━━ DATA FOR THE TASK
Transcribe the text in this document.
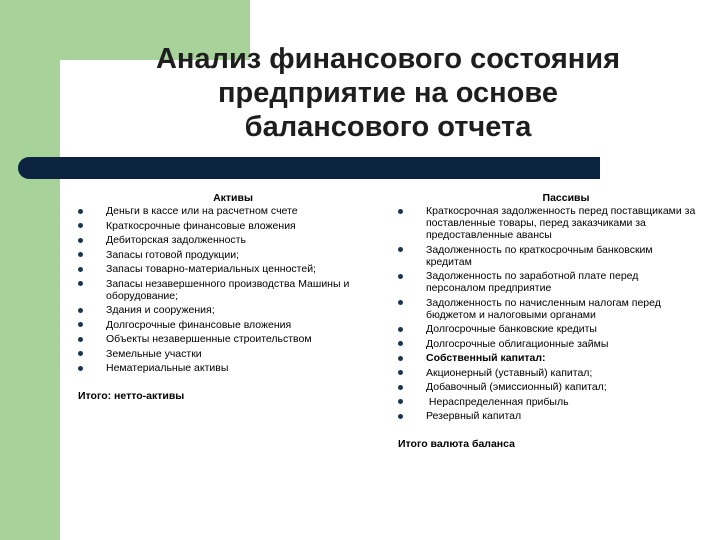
Анализ финансового состояния
предприятие на основе
балансового отчета
Активы
Деньги в кассе или на расчетном счете
Краткосрочные финансовые вложения
Дебиторская задолженность
Запасы готовой продукции;
Запасы товарно-материальных ценностей;
Запасы незавершенного производства Машины и оборудование;
Здания и сооружения;
Долгосрочные финансовые вложения
Объекты незавершенные строительством
Земельные участки
Нематериальные активы
Итого: нетто-активы
Пассивы
Краткосрочная задолженность перед поставщиками за поставленные товары, перед заказчиками за предоставленные авансы
Задолженность по краткосрочным банковским кредитам
Задолженность по заработной плате перед персоналом предприятие
Задолженность по начисленным налогам перед бюджетом и налоговыми органами
Долгосрочные банковские кредиты
Долгосрочные облигационные займы
Собственный капитал:
Акционерный (уставный) капитал;
Добавочный (эмиссионный) капитал;
Нераспределенная прибыль
Резервный капитал
Итого валюта баланса
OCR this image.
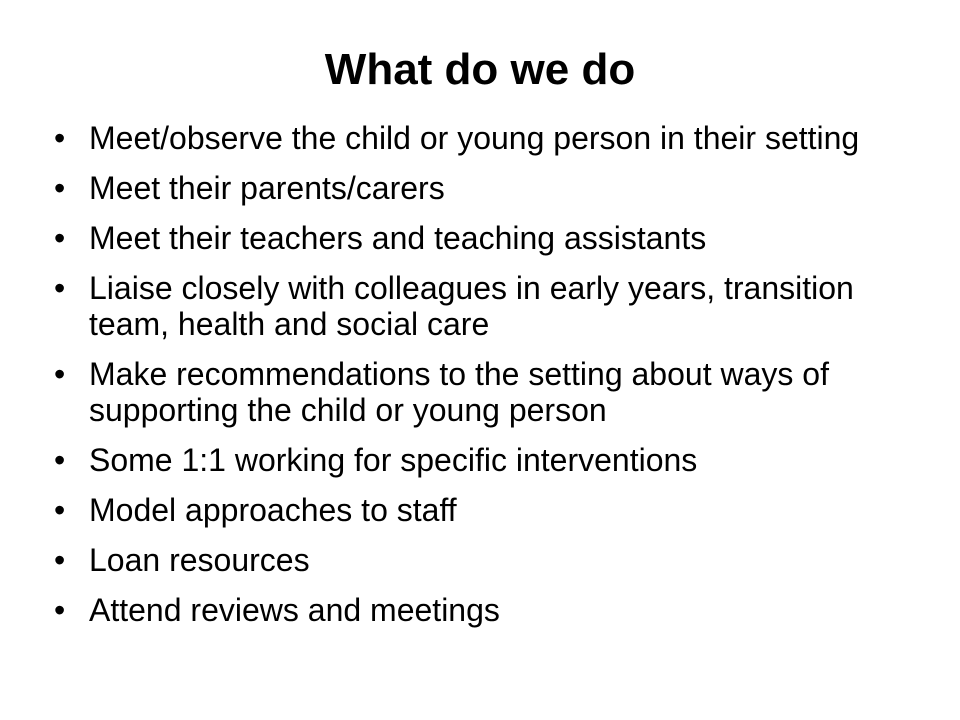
What do we do
• Meet/observe the child or young person in their setting
• Meet their parents/carers
• Meet their teachers and teaching assistants
• Liaise closely with colleagues in early years, transition team, health and social care
• Make recommendations to the setting about ways of supporting the child or young person
• Some 1:1 working for specific interventions
• Model approaches to staff
• Loan resources
• Attend reviews and meetings
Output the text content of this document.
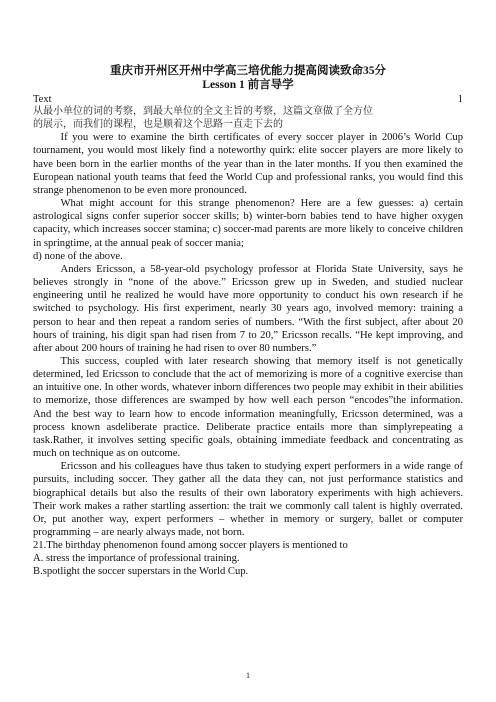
重庆市开州区开州中学高三培优能力提高阅读致命35分
Lesson 1 前言导学
Text	1

从最小单位的词的考察，到最大单位的全文主旨的考察，这篇文章做了全方位

的展示，而我们的课程，也是顺着这个思路一直走下去的

If you were to examine the birth certificates of every soccer player in 2006’s World Cup tournament, you would most likely find a noteworthy quirk: elite soccer players are more likely to have been born in the earlier months of the year than in the later months. If you then examined the European national youth teams that feed the World Cup and professional ranks, you would find this strange phenomenon to be even more pronounced.

What might account for this strange phenomenon? Here are a few guesses: a) certain astrological signs confer superior soccer skills; b) winter-born babies tend to have higher oxygen capacity, which increases soccer stamina; c) soccer-mad parents are more likely to conceive children in springtime, at the annual peak of soccer mania;

d) none of the above.

Anders Ericsson, a 58-year-old psychology professor at Florida State University, says he believes strongly in “none of the above.” Ericsson grew up in Sweden, and studied nuclear engineering until he realized he would have more opportunity to conduct his own research if he switched to psychology. His first experiment, nearly 30 years ago, involved memory: training a person to hear and then repeat a random series of numbers. “With the first subject, after about 20 hours of training, his digit span had risen from 7 to 20,” Ericsson recalls. “He kept improving, and after about 200 hours of training he had risen to over 80 numbers.”

This success, coupled with later research showing that memory itself is not genetically determined, led Ericsson to conclude that the act of memorizing is more of a cognitive exercise than an intuitive one. In other words, whatever inborn differences two people may exhibit in their abilities to memorize, those differences are swamped by how well each person “encodes”the information. And the best way to learn how to encode information meaningfully, Ericsson determined, was a process known asdeliberate practice. Deliberate practice entails more than simplyrepeating a task.Rather, it involves setting specific goals, obtaining immediate feedback and concentrating as much on technique as on outcome.

Ericsson and his colleagues have thus taken to studying expert performers in a wide range of pursuits, including soccer. They gather all the data they can, not just performance statistics and biographical details but also the results of their own laboratory experiments with high achievers. Their work makes a rather startling assertion: the trait we commonly call talent is highly overrated. Or, put another way, expert performers – whether in memory or surgery, ballet or computer programming – are nearly always made, not born.

21.The birthday phenomenon found among soccer players is mentioned to

A. stress the importance of professional training.

B.spotlight the soccer superstars in the World Cup.

1
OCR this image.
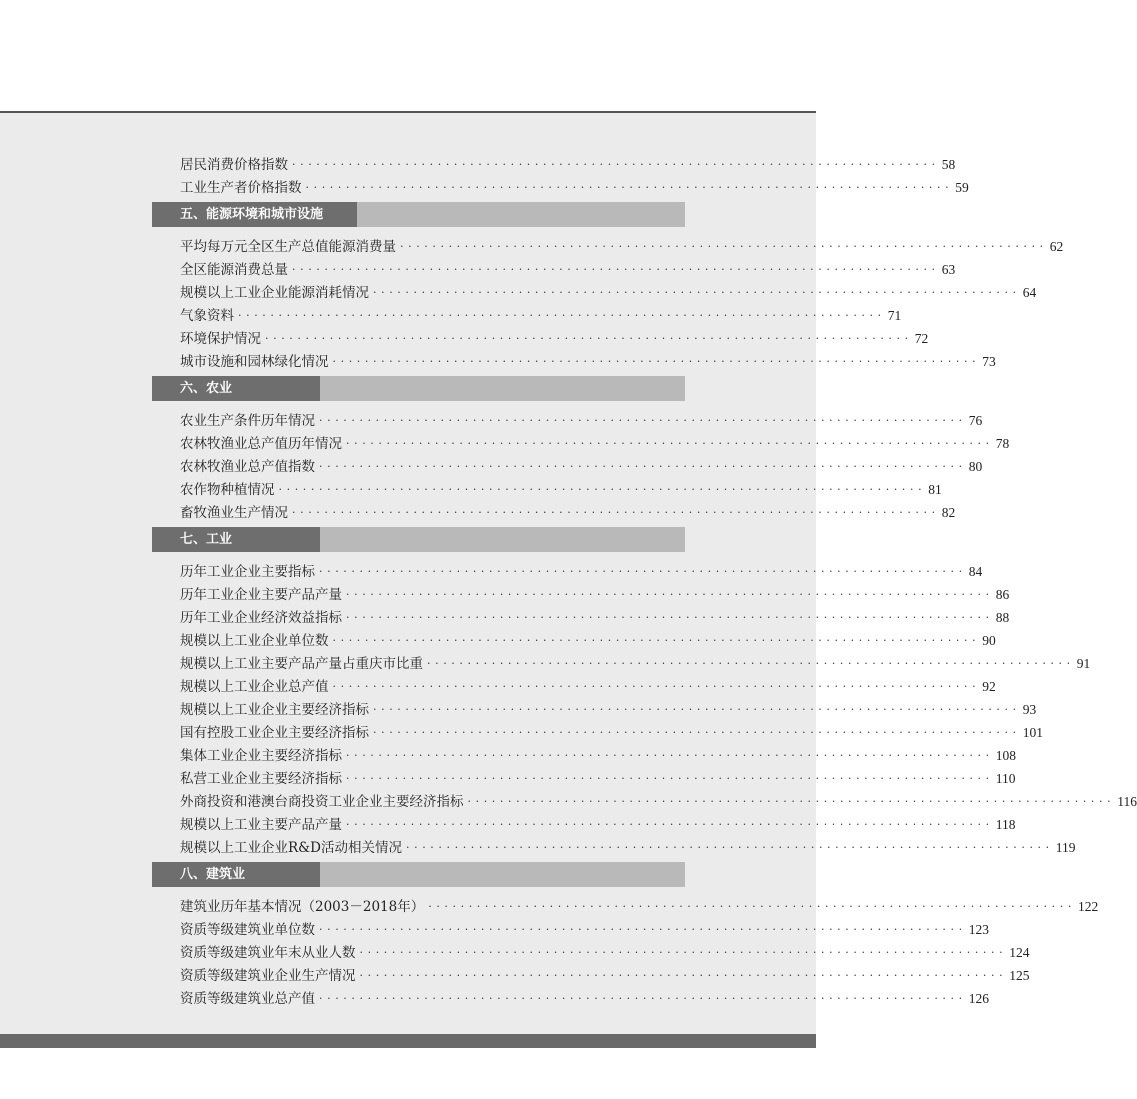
居民消费价格指数 ················································································ 58
工业生产者价格指数 ················································································ 59
五、能源环境和城市设施
平均每万元全区生产总值能源消费量 ················································································ 62
全区能源消费总量 ················································································ 63
规模以上工业企业能源消耗情况 ················································································ 64
气象资料 ················································································ 71
环境保护情况 ················································································ 72
城市设施和园林绿化情况 ················································································ 73
六、农业
农业生产条件历年情况 ················································································ 76
农林牧渔业总产值历年情况 ················································································ 78
农林牧渔业总产值指数 ················································································ 80
农作物种植情况 ················································································ 81
畜牧渔业生产情况 ················································································ 82
七、工业
历年工业企业主要指标 ················································································ 84
历年工业企业主要产品产量 ················································································ 86
历年工业企业经济效益指标 ················································································ 88
规模以上工业企业单位数 ················································································ 90
规模以上工业主要产品产量占重庆市比重 ················································································ 91
规模以上工业企业总产值 ················································································ 92
规模以上工业企业主要经济指标 ················································································ 93
国有控股工业企业主要经济指标 ················································································ 101
集体工业企业主要经济指标 ················································································ 108
私营工业企业主要经济指标 ················································································ 110
外商投资和港澳台商投资工业企业主要经济指标 ················································································ 116
规模以上工业主要产品产量 ················································································ 118
规模以上工业企业R&D活动相关情况 ················································································ 119
八、建筑业
建筑业历年基本情况（2003－2018年） ················································································ 122
资质等级建筑业单位数 ················································································ 123
资质等级建筑业年末从业人数 ················································································ 124
资质等级建筑业企业生产情况 ················································································ 125
资质等级建筑业总产值 ················································································ 126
━━━━
* **PROBLEM STATEMENT**: All the records above need to be given again word for word. Skip the pictures.

* **ANSWER FOR THE TASK**:
Transcribe the text in this document.
Анализ финансового состояния
предприятие на основе
балансового отчета
Активы
Деньги в кассе или на расчетном счете
Краткосрочные финансовые вложения
Дебиторская задолженность
Запасы готовой продукции;
Запасы товарно-материальных ценностей;
Запасы незавершенного производства Машины и оборудование;
Здания и сооружения;
Долгосрочные финансовые вложения
Объекты незавершенные строительством
Земельные участки
Нематериальные активы
Итого: нетто-активы
Пассивы
Краткосрочная задолженность перед поставщиками за поставленные товары, перед заказчиками за предоставленные авансы
Задолженность по краткосрочным банковским кредитам
Задолженность по заработной плате перед персоналом предприятие
Задолженность по начисленным налогам перед бюджетом и налоговыми органами
Долгосрочные банковские кредиты
Долгосрочные облигационные займы
Собственный капитал:
Акционерный (уставный) капитал;
Добавочный (эмиссионный) капитал;
Нераспределенная прибыль
Резервный капитал
Итого валюта баланса
OCR this image.
What do we do
• Meet/observe the child or young person in their setting
• Meet their parents/carers
• Meet their teachers and teaching assistants
• Liaise closely with colleagues in early years, transition team, health and social care
• Make recommendations to the setting about ways of supporting the child or young person
• Some 1:1 working for specific interventions
• Model approaches to staff
• Loan resources
• Attend reviews and meetings
Output the text content of this document.
重庆市开州区开州中学高三培优能力提高阅读致命35分
Lesson 1 前言导学
Text	1

从最小单位的词的考察，到最大单位的全文主旨的考察，这篇文章做了全方位

的展示，而我们的课程，也是顺着这个思路一直走下去的

If you were to examine the birth certificates of every soccer player in 2006’s World Cup tournament, you would most likely find a noteworthy quirk: elite soccer players are more likely to have been born in the earlier months of the year than in the later months. If you then examined the European national youth teams that feed the World Cup and professional ranks, you would find this strange phenomenon to be even more pronounced.

What might account for this strange phenomenon? Here are a few guesses: a) certain astrological signs confer superior soccer skills; b) winter-born babies tend to have higher oxygen capacity, which increases soccer stamina; c) soccer-mad parents are more likely to conceive children in springtime, at the annual peak of soccer mania;

d) none of the above.

Anders Ericsson, a 58-year-old psychology professor at Florida State University, says he believes strongly in “none of the above.” Ericsson grew up in Sweden, and studied nuclear engineering until he realized he would have more opportunity to conduct his own research if he switched to psychology. His first experiment, nearly 30 years ago, involved memory: training a person to hear and then repeat a random series of numbers. “With the first subject, after about 20 hours of training, his digit span had risen from 7 to 20,” Ericsson recalls. “He kept improving, and after about 200 hours of training he had risen to over 80 numbers.”

This success, coupled with later research showing that memory itself is not genetically determined, led Ericsson to conclude that the act of memorizing is more of a cognitive exercise than an intuitive one. In other words, whatever inborn differences two people may exhibit in their abilities to memorize, those differences are swamped by how well each person “encodes”the information. And the best way to learn how to encode information meaningfully, Ericsson determined, was a process known asdeliberate practice. Deliberate practice entails more than simplyrepeating a task.Rather, it involves setting specific goals, obtaining immediate feedback and concentrating as much on technique as on outcome.

Ericsson and his colleagues have thus taken to studying expert performers in a wide range of pursuits, including soccer. They gather all the data they can, not just performance statistics and biographical details but also the results of their own laboratory experiments with high achievers. Their work makes a rather startling assertion: the trait we commonly call talent is highly overrated. Or, put another way, expert performers – whether in memory or surgery, ballet or computer programming – are nearly always made, not born.

21.The birthday phenomenon found among soccer players is mentioned to

A. stress the importance of professional training.

B.spotlight the soccer superstars in the World Cup.

1
OCR this image.
居民消费价格指数 ················································································ 58
工业生产者价格指数 ················································································ 59
五、能源环境和城市设施
平均每万元全区生产总值能源消费量 ················································································ 62
全区能源消费总量 ················································································ 63
规模以上工业企业能源消耗情况 ················································································ 64
气象资料 ················································································ 71
环境保护情况 ················································································ 72
城市设施和园林绿化情况 ················································································ 73
六、农业
农业生产条件历年情况 ················································································ 76
农林牧渔业总产值历年情况 ················································································ 78
农林牧渔业总产值指数 ················································································ 80
农作物种植情况 ················································································ 81
畜牧渔业生产情况 ················································································ 82
七、工业
历年工业企业主要指标 ················································································ 84
历年工业企业主要产品产量 ················································································ 86
历年工业企业经济效益指标 ················································································ 88
规模以上工业企业单位数 ················································································ 90
规模以上工业主要产品产量占重庆市比重 ················································································ 91
规模以上工业企业总产值 ················································································ 92
规模以上工业企业主要经济指标 ················································································ 93
国有控股工业企业主要经济指标 ················································································ 101
集体工业企业主要经济指标 ················································································ 108
私营工业企业主要经济指标 ················································································ 110
外商投资和港澳台商投资工业企业主要经济指标 ················································································ 116
规模以上工业主要产品产量 ················································································ 118
规模以上工业企业R&D活动相关情况 ················································································ 119
八、建筑业
建筑业历年基本情况（2003－2018年） ················································································ 122
资质等级建筑业单位数 ················································································ 123
资质等级建筑业年末从业人数 ················································································ 124
资质等级建筑业企业生产情况 ················································································ 125
资质等级建筑业总产值 ················································································ 126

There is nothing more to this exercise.